:: Excerpt ::
I'm new to this forum. I registered because I needed some encoding information for my new-born Creative MuVo TX SE. Since it's only 256MB, I'd like to fill it up with proper encodings.

Sorry if this is the wrong section or something. I tried searching for topics about mp3 player encodings but failed.

So. I use dBPowerAmp which has command line access to Lame, and Lame is the latest 3.97b I believe. The one recommended here anyway.

Since I'm probably going to invest to Sennheiser PX-100 or something similar, I figured -V 6 might be appropriate.

-V6 --vbr-new was in mind actually. Now I have read about this -Y parameter, which cuts everything above 16kHz. I tried it, but it just produced the same results as in normal -V6. Also, I checked the full command line reference, and it was not there. Is this somehow obsolete and/or replaced by some other parameter?

I put my money on --highpass 16 , but I dont think it did anything. Probably not the switch I'm searching for or completely wrong anyway.
:::
- Work instructions -
(1) According to the forum post, how much storage does the Creative MuVo TX SE have?
(2) Reproduce the part of the forum post starting with "-V6 --vbr-new was" and going on through "some other parameter?".
:: Given data ::
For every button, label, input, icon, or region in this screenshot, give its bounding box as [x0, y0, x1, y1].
:::
- Task results -
(1) 256MB.

(2)
-V6 --vbr-new was in mind actually. Now I have read about this -Y parameter, which cuts everything above 16kHz. I tried it, but it just produced the same results as in normal -V6. Also, I checked the full command line reference, and it was not there. Is this somehow obsolete and/or replaced by some other parameter?